__Task statement__:
Type out all the records word for word. Any pictures are to be left out.

** BEGIN **

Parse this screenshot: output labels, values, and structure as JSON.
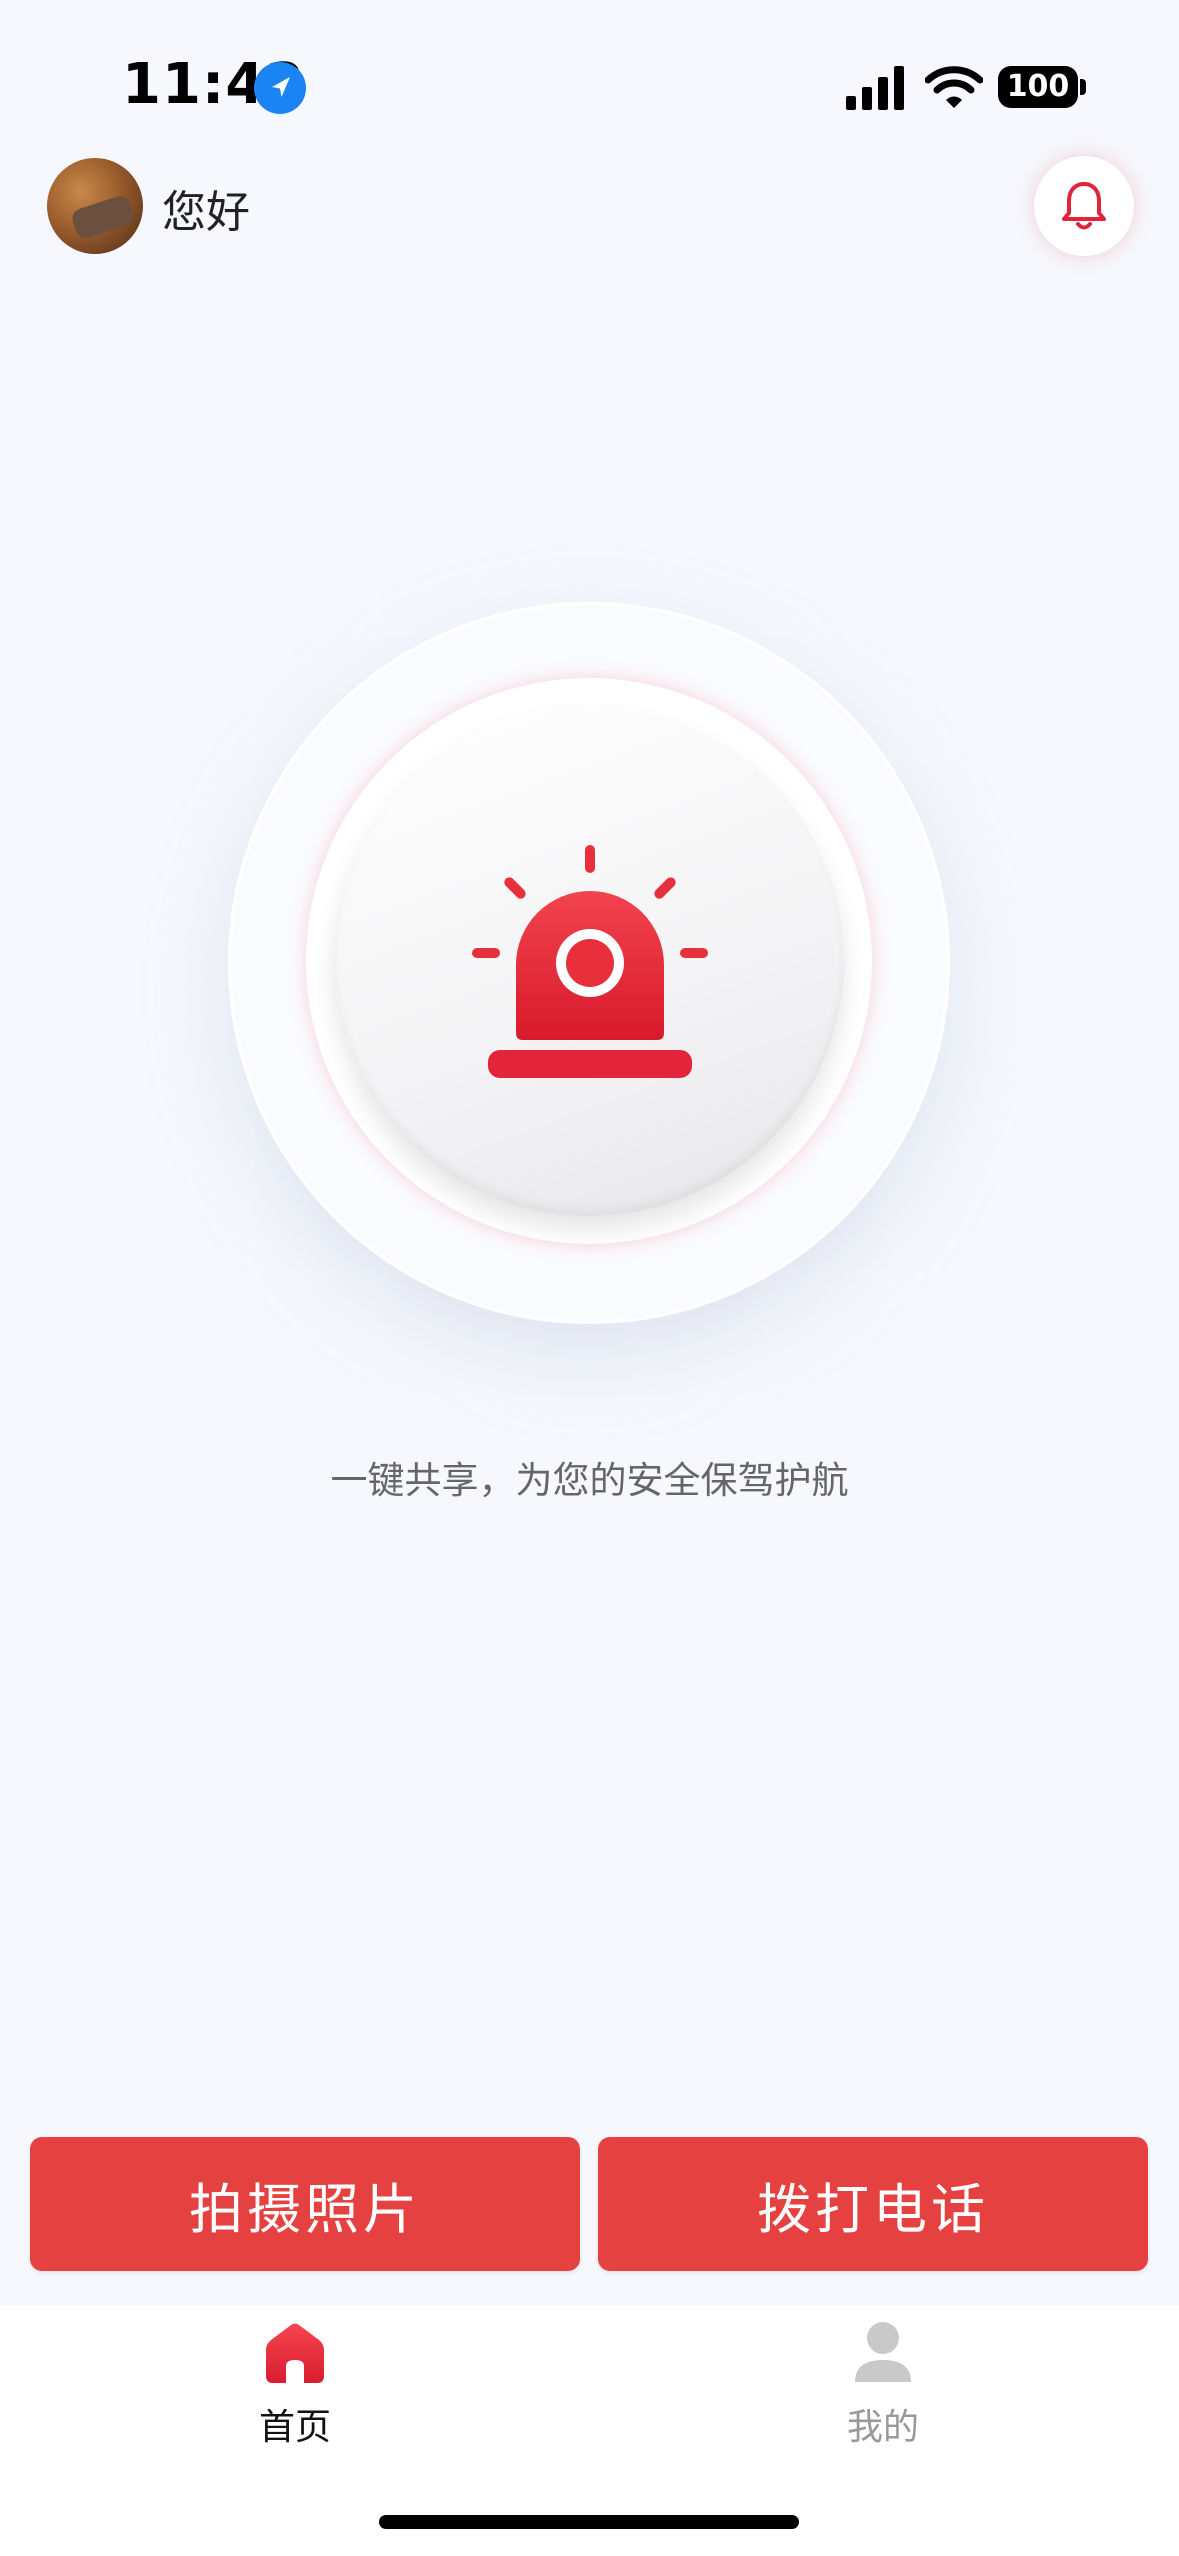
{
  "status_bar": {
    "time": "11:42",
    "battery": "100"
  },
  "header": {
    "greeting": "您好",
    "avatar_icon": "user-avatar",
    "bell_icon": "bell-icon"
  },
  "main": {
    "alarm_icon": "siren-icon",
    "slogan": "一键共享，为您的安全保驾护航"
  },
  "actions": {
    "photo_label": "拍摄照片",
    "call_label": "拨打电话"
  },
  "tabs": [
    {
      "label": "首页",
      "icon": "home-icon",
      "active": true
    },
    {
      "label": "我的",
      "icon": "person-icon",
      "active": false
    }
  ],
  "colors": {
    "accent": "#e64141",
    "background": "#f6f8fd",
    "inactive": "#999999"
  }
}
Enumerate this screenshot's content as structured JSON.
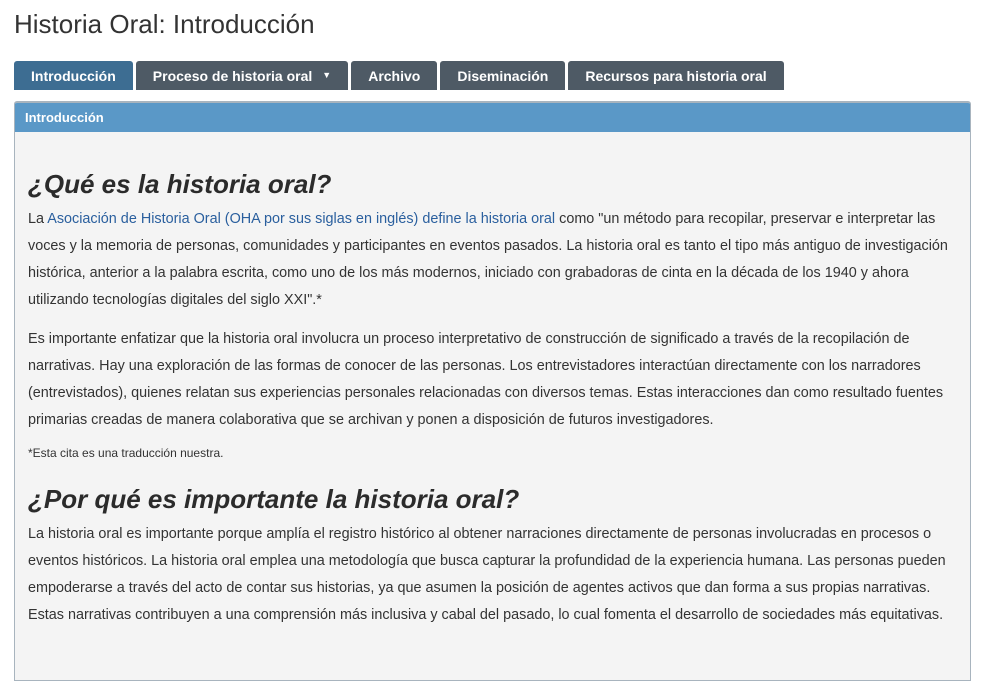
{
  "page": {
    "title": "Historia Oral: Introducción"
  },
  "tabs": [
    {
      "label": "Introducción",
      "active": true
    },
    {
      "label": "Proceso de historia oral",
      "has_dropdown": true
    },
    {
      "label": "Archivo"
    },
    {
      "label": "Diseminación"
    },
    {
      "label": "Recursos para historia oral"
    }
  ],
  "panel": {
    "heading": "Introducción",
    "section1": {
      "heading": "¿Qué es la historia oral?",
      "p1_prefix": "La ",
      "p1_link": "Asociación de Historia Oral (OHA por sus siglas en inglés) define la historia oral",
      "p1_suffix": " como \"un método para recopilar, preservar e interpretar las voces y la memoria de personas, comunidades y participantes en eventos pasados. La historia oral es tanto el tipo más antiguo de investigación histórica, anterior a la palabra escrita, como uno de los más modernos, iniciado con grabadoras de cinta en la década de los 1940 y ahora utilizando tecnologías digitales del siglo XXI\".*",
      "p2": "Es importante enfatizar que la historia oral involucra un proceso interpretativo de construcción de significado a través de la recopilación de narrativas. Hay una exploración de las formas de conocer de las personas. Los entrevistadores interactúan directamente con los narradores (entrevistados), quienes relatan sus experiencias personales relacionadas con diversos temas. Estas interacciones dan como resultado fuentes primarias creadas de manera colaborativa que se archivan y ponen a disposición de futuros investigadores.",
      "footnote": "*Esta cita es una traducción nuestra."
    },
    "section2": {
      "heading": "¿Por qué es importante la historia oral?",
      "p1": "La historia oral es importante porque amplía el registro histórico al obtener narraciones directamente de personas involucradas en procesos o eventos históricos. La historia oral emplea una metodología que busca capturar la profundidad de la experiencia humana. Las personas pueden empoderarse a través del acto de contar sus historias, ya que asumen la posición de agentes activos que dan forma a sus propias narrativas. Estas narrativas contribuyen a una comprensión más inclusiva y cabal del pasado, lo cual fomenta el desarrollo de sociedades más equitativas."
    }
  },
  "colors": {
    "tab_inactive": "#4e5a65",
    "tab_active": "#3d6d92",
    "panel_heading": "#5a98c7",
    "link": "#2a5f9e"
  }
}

** END **

__Result below__:
Parse this screenshot: output labels, values, and structure as JSON.
{
  "status_bar": {
    "time": "11:42",
    "battery": "100"
  },
  "header": {
    "greeting": "您好",
    "avatar_icon": "user-avatar",
    "bell_icon": "bell-icon"
  },
  "main": {
    "alarm_icon": "siren-icon",
    "slogan": "一键共享，为您的安全保驾护航"
  },
  "actions": {
    "photo_label": "拍摄照片",
    "call_label": "拨打电话"
  },
  "tabs": [
    {
      "label": "首页",
      "icon": "home-icon",
      "active": true
    },
    {
      "label": "我的",
      "icon": "person-icon",
      "active": false
    }
  ],
  "colors": {
    "accent": "#e64141",
    "background": "#f6f8fd",
    "inactive": "#999999"
  }
}
Enumerate this screenshot's content as structured JSON.
{
  "page": {
    "title": "Historia Oral: Introducción"
  },
  "tabs": [
    {
      "label": "Introducción",
      "active": true
    },
    {
      "label": "Proceso de historia oral",
      "has_dropdown": true
    },
    {
      "label": "Archivo"
    },
    {
      "label": "Diseminación"
    },
    {
      "label": "Recursos para historia oral"
    }
  ],
  "panel": {
    "heading": "Introducción",
    "section1": {
      "heading": "¿Qué es la historia oral?",
      "p1_prefix": "La ",
      "p1_link": "Asociación de Historia Oral (OHA por sus siglas en inglés) define la historia oral",
      "p1_suffix": " como \"un método para recopilar, preservar e interpretar las voces y la memoria de personas, comunidades y participantes en eventos pasados. La historia oral es tanto el tipo más antiguo de investigación histórica, anterior a la palabra escrita, como uno de los más modernos, iniciado con grabadoras de cinta en la década de los 1940 y ahora utilizando tecnologías digitales del siglo XXI\".*",
      "p2": "Es importante enfatizar que la historia oral involucra un proceso interpretativo de construcción de significado a través de la recopilación de narrativas. Hay una exploración de las formas de conocer de las personas. Los entrevistadores interactúan directamente con los narradores (entrevistados), quienes relatan sus experiencias personales relacionadas con diversos temas. Estas interacciones dan como resultado fuentes primarias creadas de manera colaborativa que se archivan y ponen a disposición de futuros investigadores.",
      "footnote": "*Esta cita es una traducción nuestra."
    },
    "section2": {
      "heading": "¿Por qué es importante la historia oral?",
      "p1": "La historia oral es importante porque amplía el registro histórico al obtener narraciones directamente de personas involucradas en procesos o eventos históricos. La historia oral emplea una metodología que busca capturar la profundidad de la experiencia humana. Las personas pueden empoderarse a través del acto de contar sus historias, ya que asumen la posición de agentes activos que dan forma a sus propias narrativas. Estas narrativas contribuyen a una comprensión más inclusiva y cabal del pasado, lo cual fomenta el desarrollo de sociedades más equitativas."
    }
  },
  "colors": {
    "tab_inactive": "#4e5a65",
    "tab_active": "#3d6d92",
    "panel_heading": "#5a98c7",
    "link": "#2a5f9e"
  }
}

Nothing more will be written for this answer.